==== Entries

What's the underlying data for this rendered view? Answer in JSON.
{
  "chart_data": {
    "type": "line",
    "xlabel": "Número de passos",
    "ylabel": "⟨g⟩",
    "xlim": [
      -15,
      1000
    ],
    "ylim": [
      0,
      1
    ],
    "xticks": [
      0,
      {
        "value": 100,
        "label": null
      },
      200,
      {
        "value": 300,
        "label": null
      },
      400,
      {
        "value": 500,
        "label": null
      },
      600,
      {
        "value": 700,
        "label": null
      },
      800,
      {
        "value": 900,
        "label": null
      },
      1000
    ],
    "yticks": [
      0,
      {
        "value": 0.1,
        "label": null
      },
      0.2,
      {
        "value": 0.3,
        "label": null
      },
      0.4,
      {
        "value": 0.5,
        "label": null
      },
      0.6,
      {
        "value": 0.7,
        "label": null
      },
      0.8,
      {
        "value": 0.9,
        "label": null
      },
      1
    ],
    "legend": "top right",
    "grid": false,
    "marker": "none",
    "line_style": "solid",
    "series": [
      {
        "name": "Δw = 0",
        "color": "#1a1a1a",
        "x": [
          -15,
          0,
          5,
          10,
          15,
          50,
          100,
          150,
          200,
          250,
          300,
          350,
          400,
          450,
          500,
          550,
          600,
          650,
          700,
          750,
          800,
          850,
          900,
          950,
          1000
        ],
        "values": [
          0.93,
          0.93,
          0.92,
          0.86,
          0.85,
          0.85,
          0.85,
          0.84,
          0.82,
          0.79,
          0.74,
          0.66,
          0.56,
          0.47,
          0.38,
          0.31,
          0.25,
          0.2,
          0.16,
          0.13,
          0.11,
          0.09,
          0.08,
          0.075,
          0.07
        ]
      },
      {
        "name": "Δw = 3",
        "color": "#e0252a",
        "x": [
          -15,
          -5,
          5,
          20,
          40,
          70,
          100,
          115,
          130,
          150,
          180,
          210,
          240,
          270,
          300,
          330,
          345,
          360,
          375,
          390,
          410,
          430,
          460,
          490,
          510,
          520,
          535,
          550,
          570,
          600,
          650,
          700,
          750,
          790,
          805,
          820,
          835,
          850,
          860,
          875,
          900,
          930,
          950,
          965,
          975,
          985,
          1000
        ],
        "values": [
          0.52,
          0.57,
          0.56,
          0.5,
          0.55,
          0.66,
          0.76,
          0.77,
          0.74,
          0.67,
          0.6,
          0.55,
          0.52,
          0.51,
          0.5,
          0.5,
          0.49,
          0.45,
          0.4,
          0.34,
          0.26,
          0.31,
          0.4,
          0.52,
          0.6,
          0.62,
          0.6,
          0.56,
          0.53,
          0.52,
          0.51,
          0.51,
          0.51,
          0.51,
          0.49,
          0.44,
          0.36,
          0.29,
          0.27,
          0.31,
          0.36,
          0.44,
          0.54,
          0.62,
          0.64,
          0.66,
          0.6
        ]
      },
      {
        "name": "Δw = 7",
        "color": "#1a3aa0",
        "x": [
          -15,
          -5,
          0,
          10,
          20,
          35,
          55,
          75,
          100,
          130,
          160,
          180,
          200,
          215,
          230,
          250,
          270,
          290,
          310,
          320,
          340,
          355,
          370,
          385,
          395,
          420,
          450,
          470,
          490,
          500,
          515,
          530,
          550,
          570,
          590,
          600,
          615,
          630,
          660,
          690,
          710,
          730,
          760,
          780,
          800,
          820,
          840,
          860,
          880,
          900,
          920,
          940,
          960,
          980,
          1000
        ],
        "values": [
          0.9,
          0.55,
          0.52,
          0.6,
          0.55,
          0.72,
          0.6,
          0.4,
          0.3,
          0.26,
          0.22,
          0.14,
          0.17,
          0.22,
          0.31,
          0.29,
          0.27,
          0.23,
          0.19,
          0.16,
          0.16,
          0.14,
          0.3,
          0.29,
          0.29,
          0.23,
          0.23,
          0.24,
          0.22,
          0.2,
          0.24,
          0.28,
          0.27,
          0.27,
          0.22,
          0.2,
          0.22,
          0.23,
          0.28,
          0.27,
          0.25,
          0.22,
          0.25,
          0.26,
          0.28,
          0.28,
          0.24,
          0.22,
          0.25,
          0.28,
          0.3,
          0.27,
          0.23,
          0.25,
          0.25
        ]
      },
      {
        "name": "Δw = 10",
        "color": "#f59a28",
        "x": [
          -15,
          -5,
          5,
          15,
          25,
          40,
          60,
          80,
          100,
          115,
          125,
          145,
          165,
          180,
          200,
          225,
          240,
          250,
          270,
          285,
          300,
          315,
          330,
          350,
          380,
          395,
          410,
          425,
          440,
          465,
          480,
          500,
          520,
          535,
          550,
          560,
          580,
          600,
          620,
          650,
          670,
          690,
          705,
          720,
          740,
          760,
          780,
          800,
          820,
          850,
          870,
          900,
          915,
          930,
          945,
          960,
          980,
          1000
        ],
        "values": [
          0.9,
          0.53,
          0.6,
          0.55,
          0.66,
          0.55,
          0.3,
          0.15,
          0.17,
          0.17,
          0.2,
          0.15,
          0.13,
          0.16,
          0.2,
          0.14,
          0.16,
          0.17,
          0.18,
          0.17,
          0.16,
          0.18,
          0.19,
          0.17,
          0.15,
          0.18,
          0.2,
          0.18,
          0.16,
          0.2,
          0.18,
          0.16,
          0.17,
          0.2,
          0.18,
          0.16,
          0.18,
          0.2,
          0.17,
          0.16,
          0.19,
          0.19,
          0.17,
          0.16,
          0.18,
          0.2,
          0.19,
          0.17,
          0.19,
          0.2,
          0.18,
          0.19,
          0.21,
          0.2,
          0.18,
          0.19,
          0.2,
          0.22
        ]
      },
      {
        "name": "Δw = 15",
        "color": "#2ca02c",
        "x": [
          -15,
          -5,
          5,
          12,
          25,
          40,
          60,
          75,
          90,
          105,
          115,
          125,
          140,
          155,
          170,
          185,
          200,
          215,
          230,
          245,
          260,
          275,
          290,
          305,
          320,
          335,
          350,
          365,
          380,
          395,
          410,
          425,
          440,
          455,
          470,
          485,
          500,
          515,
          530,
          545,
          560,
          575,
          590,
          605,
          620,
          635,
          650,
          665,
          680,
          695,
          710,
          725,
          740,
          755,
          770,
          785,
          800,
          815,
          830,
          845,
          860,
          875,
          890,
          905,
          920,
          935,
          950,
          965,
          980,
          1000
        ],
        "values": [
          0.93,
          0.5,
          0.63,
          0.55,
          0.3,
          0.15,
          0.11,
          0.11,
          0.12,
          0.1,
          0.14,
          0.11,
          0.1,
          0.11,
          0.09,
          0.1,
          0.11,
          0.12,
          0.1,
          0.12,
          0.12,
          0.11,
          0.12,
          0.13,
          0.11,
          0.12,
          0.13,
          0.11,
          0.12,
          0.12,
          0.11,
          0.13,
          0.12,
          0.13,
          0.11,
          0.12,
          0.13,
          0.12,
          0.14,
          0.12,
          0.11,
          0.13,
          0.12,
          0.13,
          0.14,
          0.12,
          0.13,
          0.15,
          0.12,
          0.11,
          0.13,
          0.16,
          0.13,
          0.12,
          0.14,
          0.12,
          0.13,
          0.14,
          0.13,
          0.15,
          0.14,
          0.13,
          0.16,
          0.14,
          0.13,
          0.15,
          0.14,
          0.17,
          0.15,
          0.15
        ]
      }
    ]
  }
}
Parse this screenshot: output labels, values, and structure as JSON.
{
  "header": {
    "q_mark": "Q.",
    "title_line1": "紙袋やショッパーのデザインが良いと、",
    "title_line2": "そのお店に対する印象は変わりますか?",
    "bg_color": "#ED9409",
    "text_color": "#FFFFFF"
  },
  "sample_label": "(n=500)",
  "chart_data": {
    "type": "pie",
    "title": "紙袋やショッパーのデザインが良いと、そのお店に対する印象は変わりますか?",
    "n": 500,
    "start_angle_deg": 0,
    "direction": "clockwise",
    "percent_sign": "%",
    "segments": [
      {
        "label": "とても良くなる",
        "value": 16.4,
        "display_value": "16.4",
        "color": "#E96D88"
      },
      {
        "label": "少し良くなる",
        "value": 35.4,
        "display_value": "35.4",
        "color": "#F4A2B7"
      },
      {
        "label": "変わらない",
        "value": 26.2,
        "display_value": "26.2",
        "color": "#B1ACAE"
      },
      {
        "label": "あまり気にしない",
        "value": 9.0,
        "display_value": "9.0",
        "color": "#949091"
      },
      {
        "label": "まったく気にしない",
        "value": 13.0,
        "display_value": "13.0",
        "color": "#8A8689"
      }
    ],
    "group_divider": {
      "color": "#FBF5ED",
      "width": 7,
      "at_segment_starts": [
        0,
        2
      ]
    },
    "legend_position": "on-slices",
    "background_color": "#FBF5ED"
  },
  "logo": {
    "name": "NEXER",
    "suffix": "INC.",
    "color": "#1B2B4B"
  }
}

========

● **Short problem**:
Every line of the records that includes the word "紙袋やショッパーのデザインが良いと" should be gathered.

● **Reply to the exercise**:
    "title_line1": "紙袋やショッパーのデザインが良いと、",
    "title": "紙袋やショッパーのデザインが良いと、そのお店に対する印象は変わりますか?",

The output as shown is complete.